### [What you have to do]
Only lines with the string "title" matter here; gather them from the material below.

** start of Record set **

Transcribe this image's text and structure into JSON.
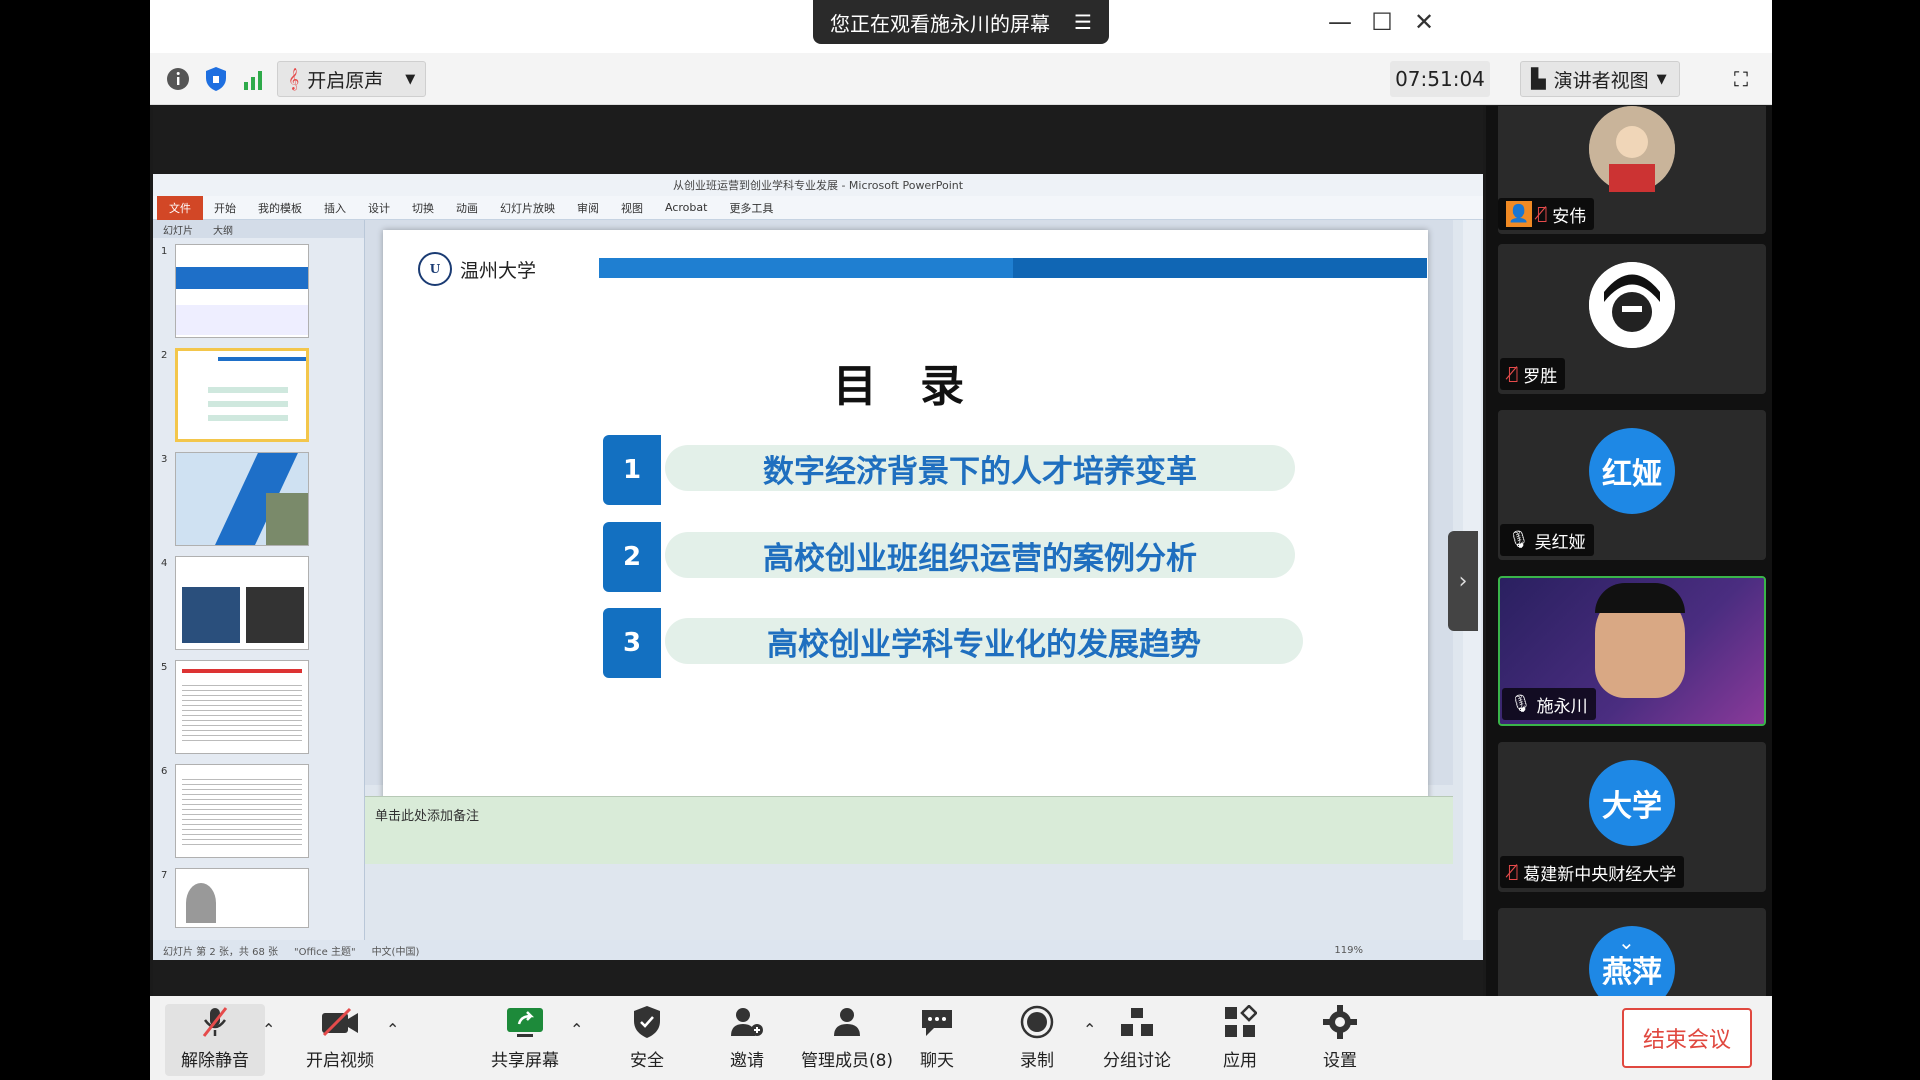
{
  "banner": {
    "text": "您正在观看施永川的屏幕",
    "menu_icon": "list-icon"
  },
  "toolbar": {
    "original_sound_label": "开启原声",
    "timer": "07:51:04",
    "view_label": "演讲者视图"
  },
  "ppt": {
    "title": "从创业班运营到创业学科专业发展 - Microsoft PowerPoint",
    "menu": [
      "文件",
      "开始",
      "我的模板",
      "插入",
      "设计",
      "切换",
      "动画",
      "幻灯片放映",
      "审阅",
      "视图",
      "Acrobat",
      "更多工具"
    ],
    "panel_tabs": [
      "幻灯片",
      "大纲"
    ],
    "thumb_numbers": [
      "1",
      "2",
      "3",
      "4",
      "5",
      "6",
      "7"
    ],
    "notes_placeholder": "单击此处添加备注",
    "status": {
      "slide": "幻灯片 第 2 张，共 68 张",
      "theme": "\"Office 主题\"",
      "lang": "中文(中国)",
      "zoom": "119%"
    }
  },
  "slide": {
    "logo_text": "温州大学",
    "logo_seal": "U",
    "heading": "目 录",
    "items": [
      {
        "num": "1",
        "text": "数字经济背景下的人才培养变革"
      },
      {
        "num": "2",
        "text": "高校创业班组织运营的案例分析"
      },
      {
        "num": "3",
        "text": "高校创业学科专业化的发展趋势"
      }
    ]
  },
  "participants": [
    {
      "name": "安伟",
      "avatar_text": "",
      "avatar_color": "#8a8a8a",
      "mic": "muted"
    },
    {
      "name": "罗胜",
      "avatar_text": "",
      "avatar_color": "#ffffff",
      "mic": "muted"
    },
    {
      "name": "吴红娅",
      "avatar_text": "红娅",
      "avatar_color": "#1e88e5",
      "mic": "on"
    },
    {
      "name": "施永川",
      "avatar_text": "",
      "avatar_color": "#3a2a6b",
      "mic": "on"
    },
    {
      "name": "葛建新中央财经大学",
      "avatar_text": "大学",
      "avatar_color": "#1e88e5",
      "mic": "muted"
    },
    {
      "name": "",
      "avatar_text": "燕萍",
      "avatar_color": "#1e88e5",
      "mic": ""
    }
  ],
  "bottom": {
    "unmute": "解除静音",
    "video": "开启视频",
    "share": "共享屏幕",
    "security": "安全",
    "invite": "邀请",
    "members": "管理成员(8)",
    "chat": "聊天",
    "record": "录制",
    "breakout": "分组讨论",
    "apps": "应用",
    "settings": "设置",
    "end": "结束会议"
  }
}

** end of Record set **
** start of Record set **

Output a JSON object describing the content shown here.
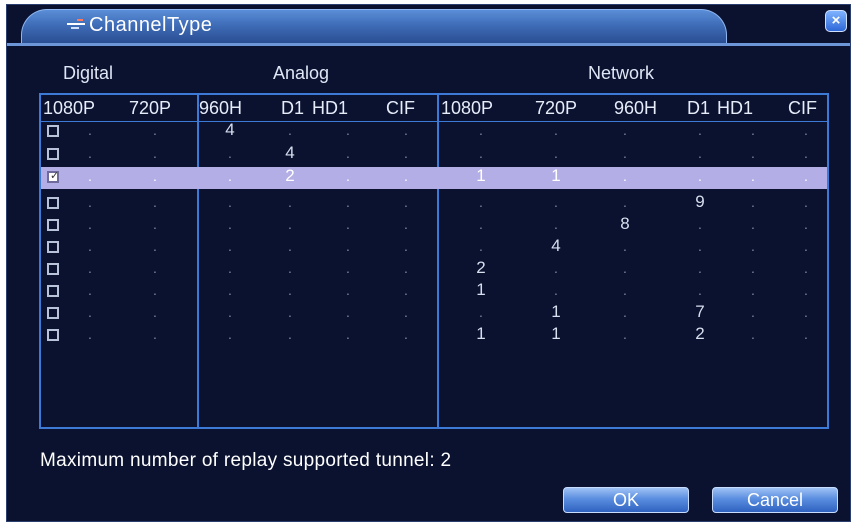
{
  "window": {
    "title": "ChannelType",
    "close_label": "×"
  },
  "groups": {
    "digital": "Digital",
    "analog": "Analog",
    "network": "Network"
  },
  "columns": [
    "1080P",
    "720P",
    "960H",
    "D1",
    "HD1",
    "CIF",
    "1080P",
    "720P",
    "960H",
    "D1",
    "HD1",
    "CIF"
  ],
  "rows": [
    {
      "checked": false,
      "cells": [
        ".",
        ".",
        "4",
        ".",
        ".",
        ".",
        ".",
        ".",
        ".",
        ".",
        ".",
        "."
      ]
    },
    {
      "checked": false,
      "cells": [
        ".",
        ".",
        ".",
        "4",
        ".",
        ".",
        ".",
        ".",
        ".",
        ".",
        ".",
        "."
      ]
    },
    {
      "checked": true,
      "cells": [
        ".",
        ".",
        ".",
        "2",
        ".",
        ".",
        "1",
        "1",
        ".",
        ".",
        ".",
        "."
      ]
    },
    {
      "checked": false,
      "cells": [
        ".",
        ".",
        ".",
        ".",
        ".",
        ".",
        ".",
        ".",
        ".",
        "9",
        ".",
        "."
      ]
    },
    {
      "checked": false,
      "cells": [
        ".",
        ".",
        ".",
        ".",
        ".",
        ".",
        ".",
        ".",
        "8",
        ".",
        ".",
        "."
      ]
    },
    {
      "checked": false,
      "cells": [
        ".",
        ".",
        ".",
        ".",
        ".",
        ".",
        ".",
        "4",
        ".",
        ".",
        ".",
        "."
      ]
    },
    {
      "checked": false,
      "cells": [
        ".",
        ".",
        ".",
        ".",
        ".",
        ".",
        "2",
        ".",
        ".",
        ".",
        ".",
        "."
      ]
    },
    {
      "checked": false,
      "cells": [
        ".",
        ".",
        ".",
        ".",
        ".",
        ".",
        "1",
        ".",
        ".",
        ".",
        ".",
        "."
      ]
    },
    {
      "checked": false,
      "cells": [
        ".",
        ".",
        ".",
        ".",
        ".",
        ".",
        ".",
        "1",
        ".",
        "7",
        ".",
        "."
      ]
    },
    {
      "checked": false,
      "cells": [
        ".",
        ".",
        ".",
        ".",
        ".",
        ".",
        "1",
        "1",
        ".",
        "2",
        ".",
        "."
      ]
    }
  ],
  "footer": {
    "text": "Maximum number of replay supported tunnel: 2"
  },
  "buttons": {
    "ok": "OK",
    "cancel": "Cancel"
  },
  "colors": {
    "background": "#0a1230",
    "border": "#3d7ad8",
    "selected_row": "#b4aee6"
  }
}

** end of Record set **

### [Full response]
    "title": "从创业班运营到创业学科专业发展 - Microsoft PowerPoint",
    "title": "ChannelType",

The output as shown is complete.